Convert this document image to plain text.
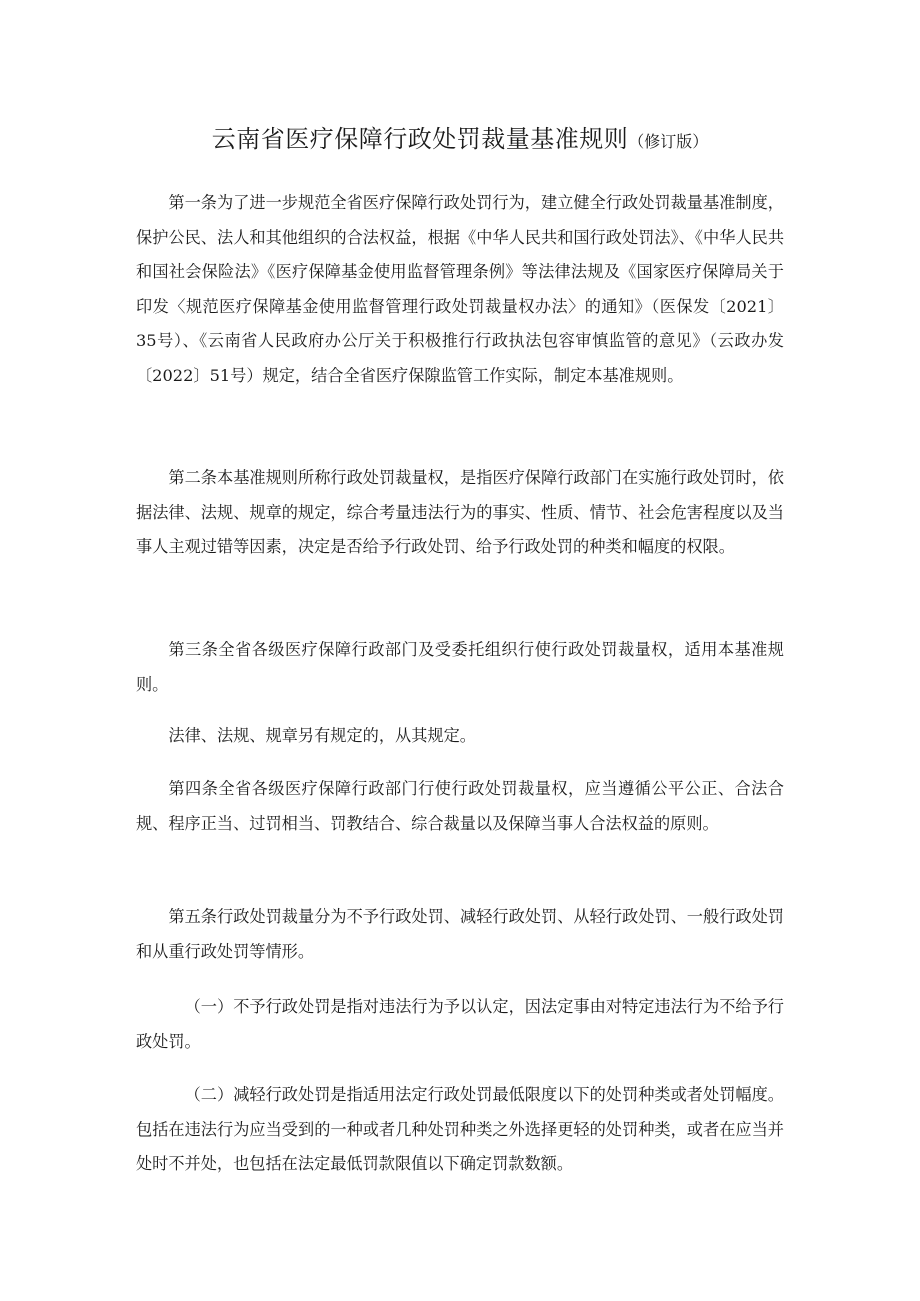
云南省医疗保障行政处罚裁量基准规则（修订版）

第一条为了进一步规范全省医疗保障行政处罚行为，建立健全行政处罚裁量基准制度，保护公民、法人和其他组织的合法权益，根据《中华人民共和国行政处罚法》、《中华人民共和国社会保险法》《医疗保障基金使用监督管理条例》等法律法规及《国家医疗保障局关于印发〈规范医疗保障基金使用监督管理行政处罚裁量权办法〉的通知》（医保发〔2021〕35号）、《云南省人民政府办公厅关于积极推行行政执法包容审慎监管的意见》（云政办发〔2022〕51号）规定，结合全省医疗保隙监管工作实际，制定本基准规则。

第二条本基准规则所称行政处罚裁量权，是指医疗保障行政部门在实施行政处罚时，依据法律、法规、规章的规定，综合考量违法行为的事实、性质、情节、社会危害程度以及当事人主观过错等因素，决定是否给予行政处罚、给予行政处罚的种类和幅度的权限。

第三条全省各级医疗保障行政部门及受委托组织行使行政处罚裁量权，适用本基准规则。

法律、法规、规章另有规定的，从其规定。

第四条全省各级医疗保障行政部门行使行政处罚裁量权，应当遵循公平公正、合法合规、程序正当、过罚相当、罚教结合、综合裁量以及保障当事人合法权益的原则。

第五条行政处罚裁量分为不予行政处罚、减轻行政处罚、从轻行政处罚、一般行政处罚和从重行政处罚等情形。

（一）不予行政处罚是指对违法行为予以认定，因法定事由对特定违法行为不给予行政处罚。

（二）减轻行政处罚是指适用法定行政处罚最低限度以下的处罚种类或者处罚幅度。包括在违法行为应当受到的一种或者几种处罚种类之外选择更轻的处罚种类，或者在应当并处时不并处，也包括在法定最低罚款限值以下确定罚款数额。
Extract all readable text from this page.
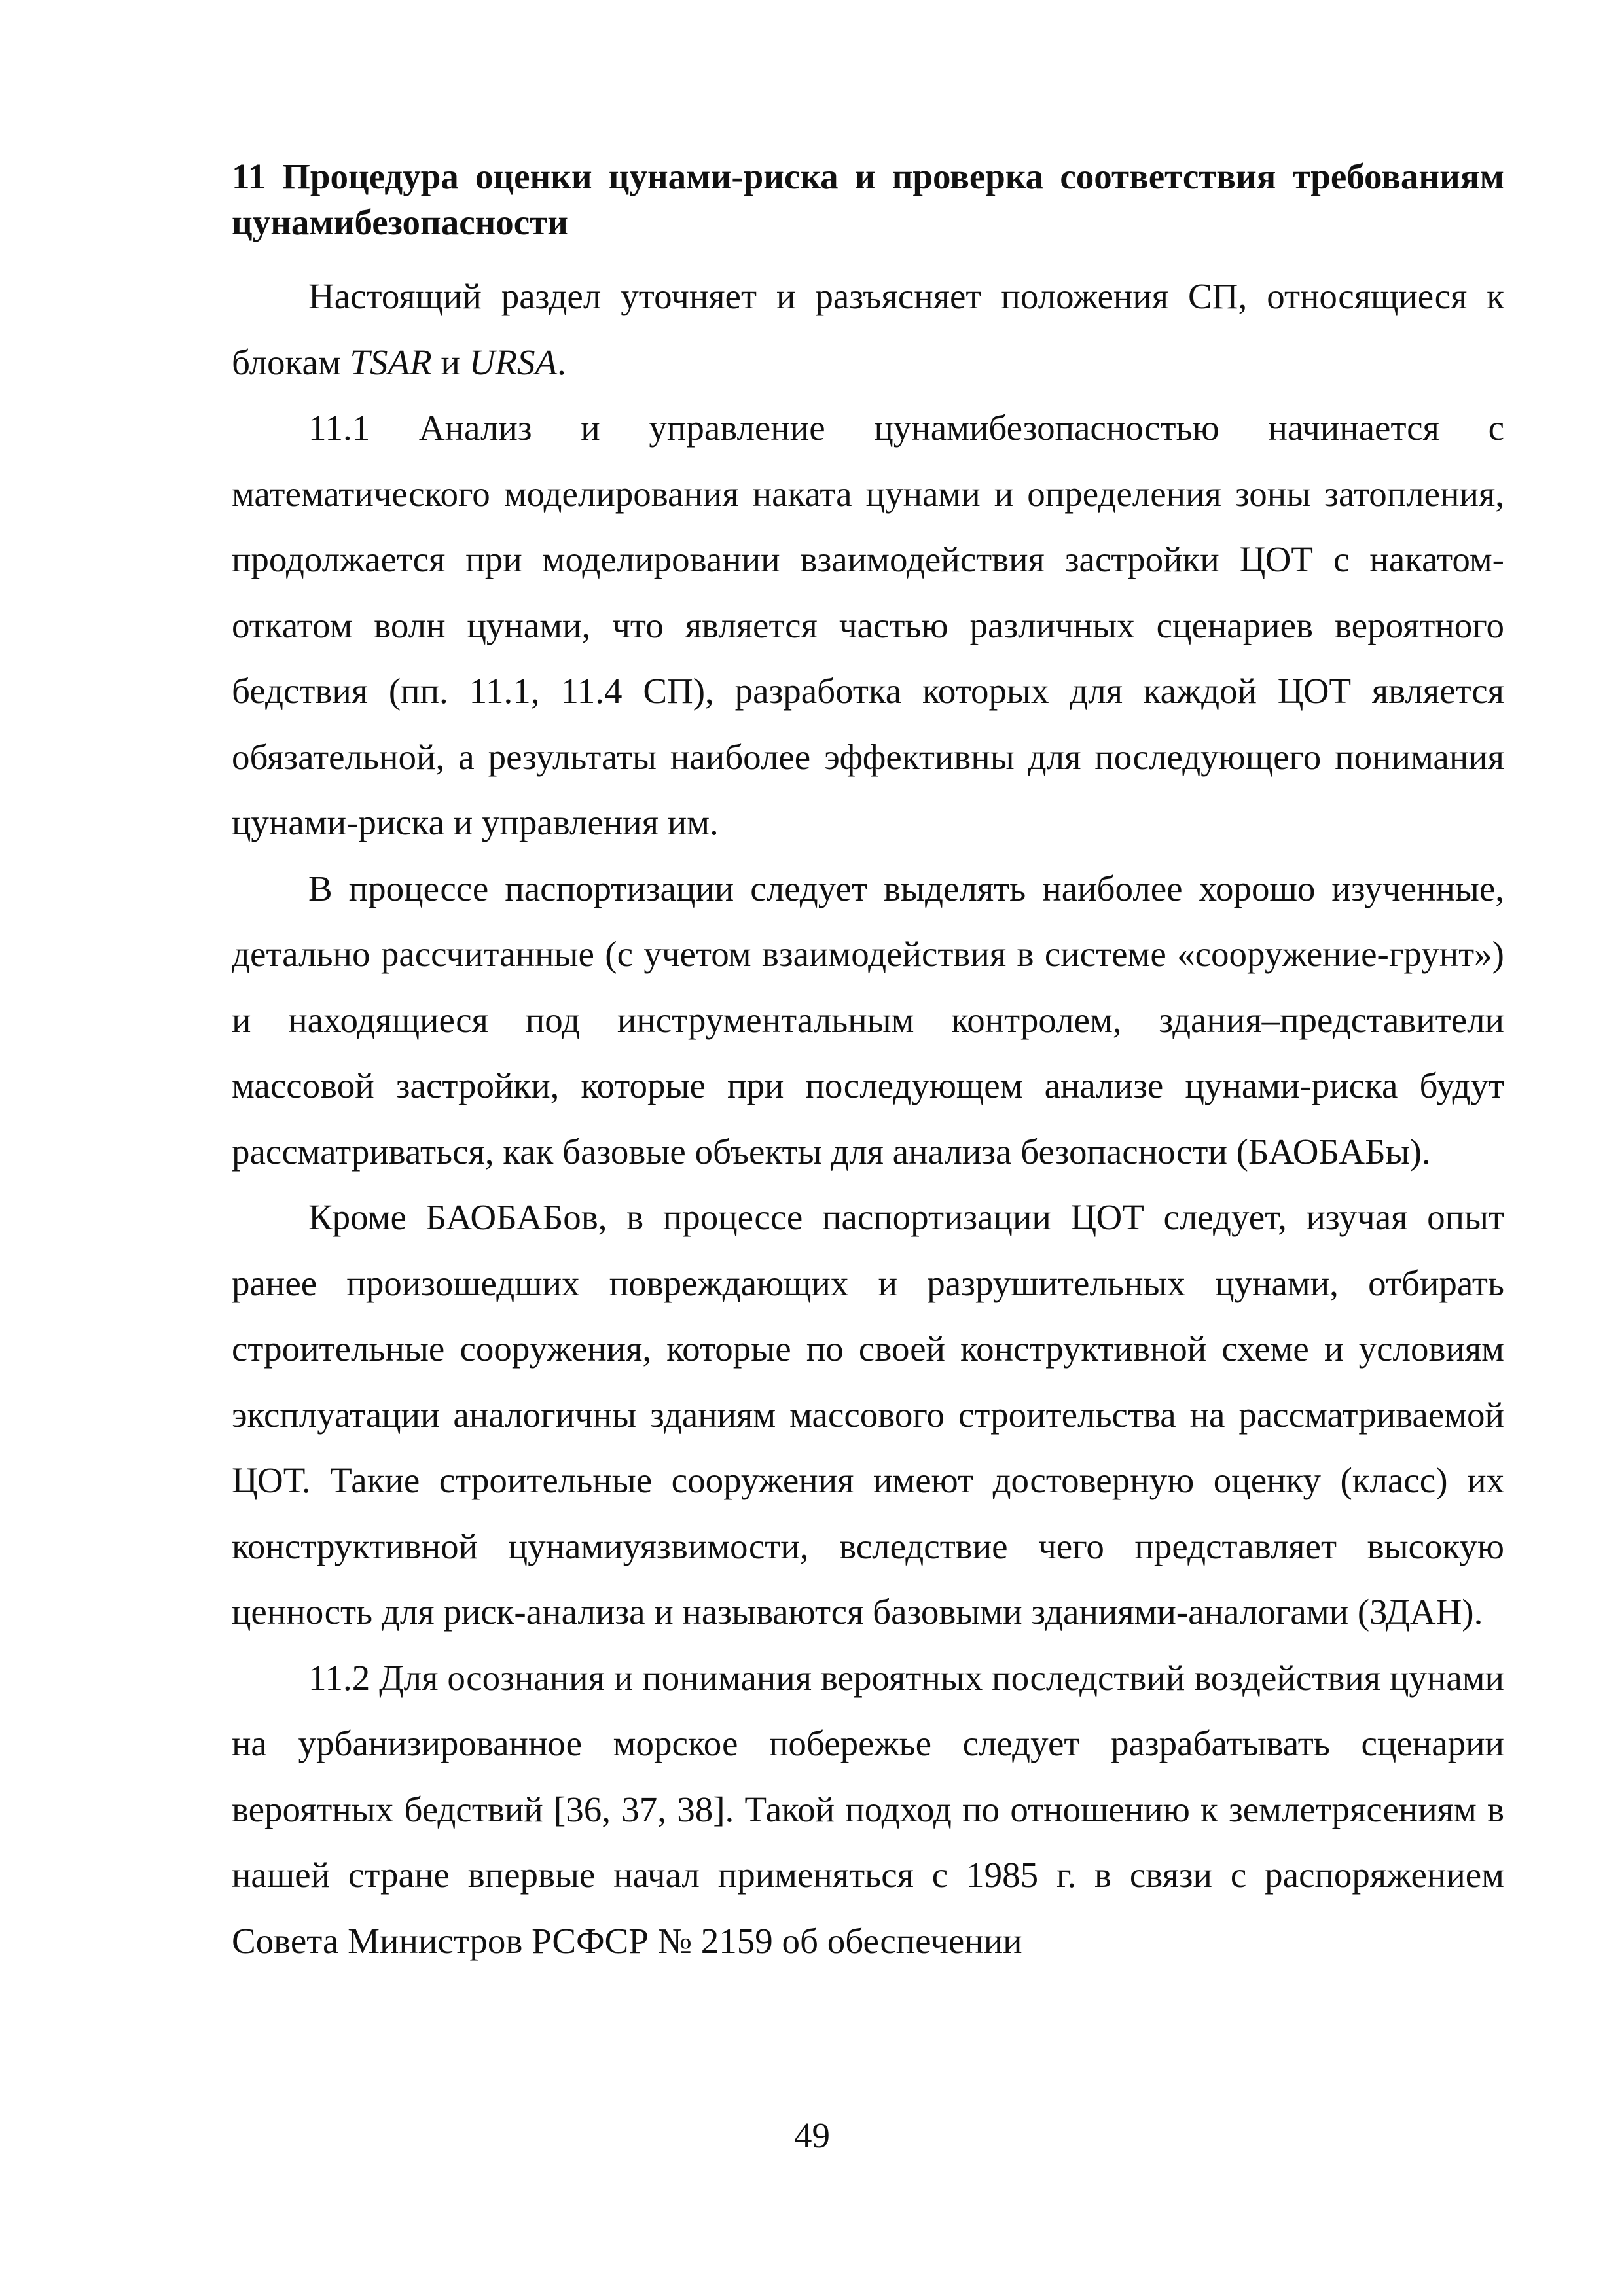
11 Процедура оценки цунами-риска и проверка соответствия требованиям цунамибезопасности

Настоящий раздел уточняет и разъясняет положения СП, относящиеся к блокам TSAR и URSA.

11.1 Анализ и управление цунамибезопасностью начинается с математического моделирования наката цунами и определения зоны затопления, продолжается при моделировании взаимодействия застройки ЦОТ с накатом-откатом волн цунами, что является частью различных сценариев вероятного бедствия (пп. 11.1, 11.4 СП), разработка которых для каждой ЦОТ является обязательной, а результаты наиболее эффективны для последующего понимания цунами-риска и управления им.

В процессе паспортизации следует выделять наиболее хорошо изученные, детально рассчитанные (с учетом взаимодействия в системе «сооружение-грунт») и находящиеся под инструментальным контролем, здания–представители массовой застройки, которые при последующем анализе цунами-риска будут рассматриваться, как базовые объекты для анализа безопасности (БАОБАБы).

Кроме БАОБАБов, в процессе паспортизации ЦОТ следует, изучая опыт ранее произошедших повреждающих и разрушительных цунами, отбирать строительные сооружения, которые по своей конструктивной схеме и условиям эксплуатации аналогичны зданиям массового строительства на рассматриваемой ЦОТ. Такие строительные сооружения имеют достоверную оценку (класс) их конструктивной цунамиуязвимости, вследствие чего представляет высокую ценность для риск-анализа и называются базовыми зданиями-аналогами (ЗДАН).

11.2 Для осознания и понимания вероятных последствий воздействия цунами на урбанизированное морское побережье следует разрабатывать сценарии вероятных бедствий [36, 37, 38]. Такой подход по отношению к землетрясениям в нашей стране впервые начал применяться с 1985 г. в связи с распоряжением Совета Министров РСФСР № 2159 об обеспечении

49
----
» WHAT TO WORK ON:
Keep the pictures out and write out the records exactly.

» WRITTEN RESPONSE:
Convert this document image to plain text.
云南省医疗保障行政处罚裁量基准规则（修订版）

第一条为了进一步规范全省医疗保障行政处罚行为，建立健全行政处罚裁量基准制度，保护公民、法人和其他组织的合法权益，根据《中华人民共和国行政处罚法》、《中华人民共和国社会保险法》《医疗保障基金使用监督管理条例》等法律法规及《国家医疗保障局关于印发〈规范医疗保障基金使用监督管理行政处罚裁量权办法〉的通知》（医保发〔2021〕35号）、《云南省人民政府办公厅关于积极推行行政执法包容审慎监管的意见》（云政办发〔2022〕51号）规定，结合全省医疗保隙监管工作实际，制定本基准规则。

第二条本基准规则所称行政处罚裁量权，是指医疗保障行政部门在实施行政处罚时，依据法律、法规、规章的规定，综合考量违法行为的事实、性质、情节、社会危害程度以及当事人主观过错等因素，决定是否给予行政处罚、给予行政处罚的种类和幅度的权限。

第三条全省各级医疗保障行政部门及受委托组织行使行政处罚裁量权，适用本基准规则。

法律、法规、规章另有规定的，从其规定。

第四条全省各级医疗保障行政部门行使行政处罚裁量权，应当遵循公平公正、合法合规、程序正当、过罚相当、罚教结合、综合裁量以及保障当事人合法权益的原则。

第五条行政处罚裁量分为不予行政处罚、减轻行政处罚、从轻行政处罚、一般行政处罚和从重行政处罚等情形。

（一）不予行政处罚是指对违法行为予以认定，因法定事由对特定违法行为不给予行政处罚。

（二）减轻行政处罚是指适用法定行政处罚最低限度以下的处罚种类或者处罚幅度。包括在违法行为应当受到的一种或者几种处罚种类之外选择更轻的处罚种类，或者在应当并处时不并处，也包括在法定最低罚款限值以下确定罚款数额。
Extract all readable text from this page.
11 Процедура оценки цунами-риска и проверка соответствия требованиям цунамибезопасности

Настоящий раздел уточняет и разъясняет положения СП, относящиеся к блокам TSAR и URSA.

11.1 Анализ и управление цунамибезопасностью начинается с математического моделирования наката цунами и определения зоны затопления, продолжается при моделировании взаимодействия застройки ЦОТ с накатом-откатом волн цунами, что является частью различных сценариев вероятного бедствия (пп. 11.1, 11.4 СП), разработка которых для каждой ЦОТ является обязательной, а результаты наиболее эффективны для последующего понимания цунами-риска и управления им.

В процессе паспортизации следует выделять наиболее хорошо изученные, детально рассчитанные (с учетом взаимодействия в системе «сооружение-грунт») и находящиеся под инструментальным контролем, здания–представители массовой застройки, которые при последующем анализе цунами-риска будут рассматриваться, как базовые объекты для анализа безопасности (БАОБАБы).

Кроме БАОБАБов, в процессе паспортизации ЦОТ следует, изучая опыт ранее произошедших повреждающих и разрушительных цунами, отбирать строительные сооружения, которые по своей конструктивной схеме и условиям эксплуатации аналогичны зданиям массового строительства на рассматриваемой ЦОТ. Такие строительные сооружения имеют достоверную оценку (класс) их конструктивной цунамиуязвимости, вследствие чего представляет высокую ценность для риск-анализа и называются базовыми зданиями-аналогами (ЗДАН).

11.2 Для осознания и понимания вероятных последствий воздействия цунами на урбанизированное морское побережье следует разрабатывать сценарии вероятных бедствий [36, 37, 38]. Такой подход по отношению к землетрясениям в нашей стране впервые начал применяться с 1985 г. в связи с распоряжением Совета Министров РСФСР № 2159 об обеспечении

49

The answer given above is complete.